What you have to do
Go through the records underneath and count the lines that include the string "this". Give nothing but the number.

Exercise inputs
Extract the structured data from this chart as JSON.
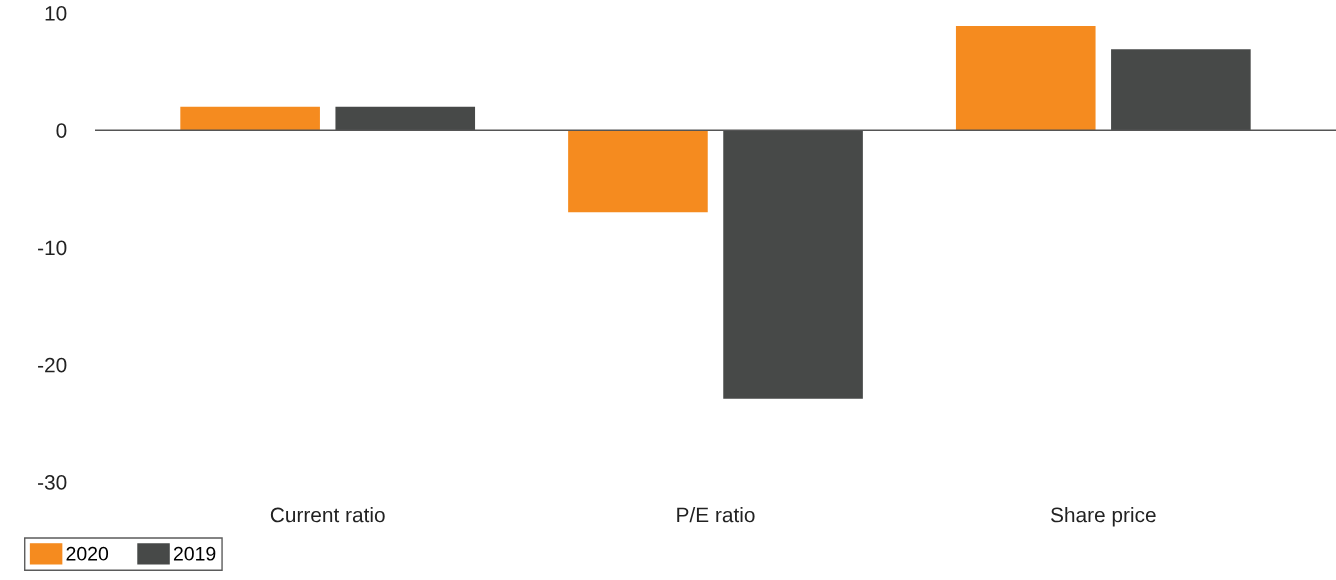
{
  "chart_data": {
    "type": "bar",
    "categories": [
      "Current ratio",
      "P/E ratio",
      "Share price"
    ],
    "series": [
      {
        "name": "2020",
        "color": "#f58b1f",
        "values": [
          2,
          -7,
          8.9
        ]
      },
      {
        "name": "2019",
        "color": "#474948",
        "values": [
          2,
          -22.9,
          6.9
        ]
      }
    ],
    "ylim": [
      -30,
      10
    ],
    "yticks": [
      -30,
      -20,
      -10,
      0,
      10
    ],
    "grid": false,
    "legend": "bottom left",
    "ref_lines": [
      {
        "axis": "y",
        "value": 0,
        "color": "#555555"
      }
    ]
  }
}
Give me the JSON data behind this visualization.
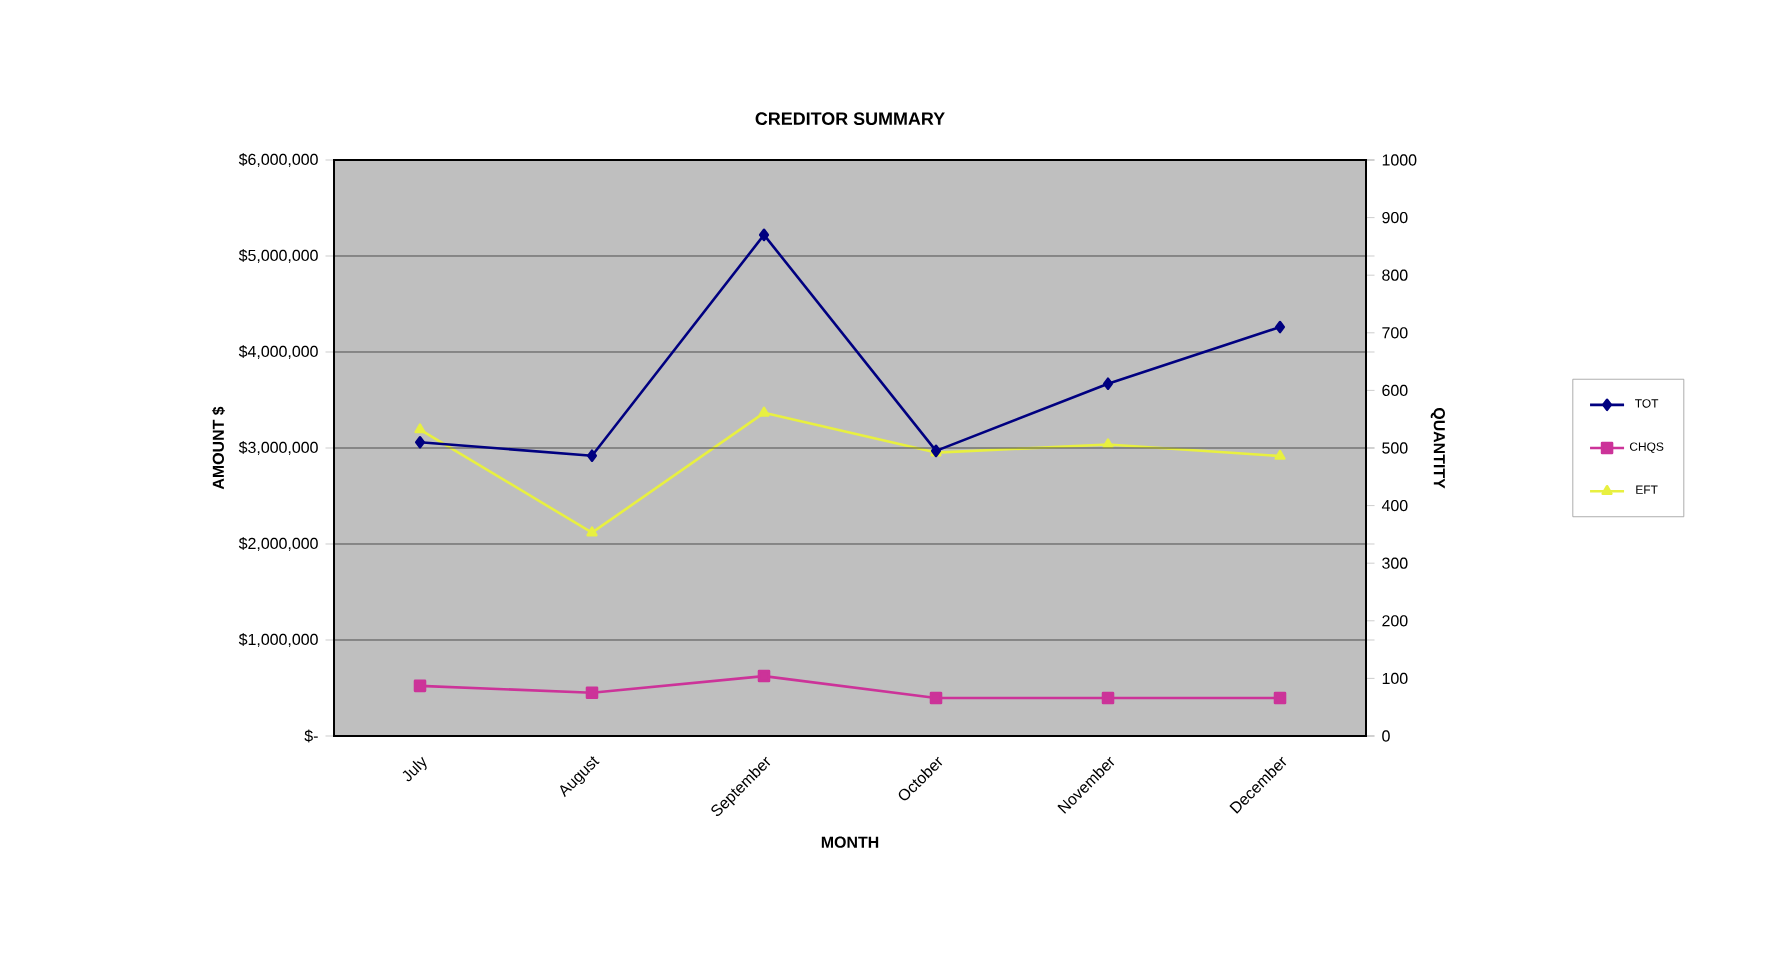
{
  "chart_data": {
    "type": "line",
    "title": "CREDITOR SUMMARY",
    "xlabel": "MONTH",
    "ylabel": "AMOUNT $",
    "y2label": "QUANTITY",
    "categories": [
      "July",
      "August",
      "September",
      "October",
      "November",
      "December"
    ],
    "series": [
      {
        "name": "TOT",
        "color": "#000080",
        "values": [
          3060000,
          2920000,
          5220000,
          2970000,
          3670000,
          4260000
        ],
        "marker": "diamond"
      },
      {
        "name": "CHQS",
        "color": "#cc3399",
        "values": [
          87,
          75,
          104,
          66,
          66,
          66
        ],
        "axis": "y2",
        "marker": "square"
      },
      {
        "name": "EFT",
        "color": "#e8f040",
        "values": [
          532,
          353,
          561,
          492,
          506,
          486
        ],
        "axis": "y2",
        "marker": "triangle"
      }
    ],
    "ylim": [
      0,
      6000000
    ],
    "yticks": [
      {
        "value": 0,
        "label": "$-"
      },
      {
        "value": 1000000,
        "label": "$1,000,000"
      },
      {
        "value": 2000000,
        "label": "$2,000,000"
      },
      {
        "value": 3000000,
        "label": "$3,000,000"
      },
      {
        "value": 4000000,
        "label": "$4,000,000"
      },
      {
        "value": 5000000,
        "label": "$5,000,000"
      },
      {
        "value": 6000000,
        "label": "$6,000,000"
      }
    ],
    "y2lim": [
      0,
      1000
    ],
    "y2ticks": [
      0,
      100,
      200,
      300,
      400,
      500,
      600,
      700,
      800,
      900,
      1000
    ],
    "grid": "y",
    "legend": "right"
  }
}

The output
2